> _TO DO_
Copy each line in which the string "this" occurs.

> _DATA LISTING_
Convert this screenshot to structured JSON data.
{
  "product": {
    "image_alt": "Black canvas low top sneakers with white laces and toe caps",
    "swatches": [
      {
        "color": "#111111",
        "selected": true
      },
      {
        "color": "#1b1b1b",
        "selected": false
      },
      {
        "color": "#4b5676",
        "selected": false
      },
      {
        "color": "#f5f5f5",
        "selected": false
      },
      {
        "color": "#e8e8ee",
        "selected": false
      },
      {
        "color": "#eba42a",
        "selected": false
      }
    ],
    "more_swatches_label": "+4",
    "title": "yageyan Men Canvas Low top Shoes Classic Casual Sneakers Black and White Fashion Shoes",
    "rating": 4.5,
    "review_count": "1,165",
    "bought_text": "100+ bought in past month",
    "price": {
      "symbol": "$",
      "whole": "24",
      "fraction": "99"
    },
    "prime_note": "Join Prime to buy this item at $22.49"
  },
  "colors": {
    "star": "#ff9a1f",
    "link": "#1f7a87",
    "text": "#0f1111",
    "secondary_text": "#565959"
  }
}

> _SOLUTION_
Convert this screenshot to structured JSON data.
    "prime_note": "Join Prime to buy this item at $22.49"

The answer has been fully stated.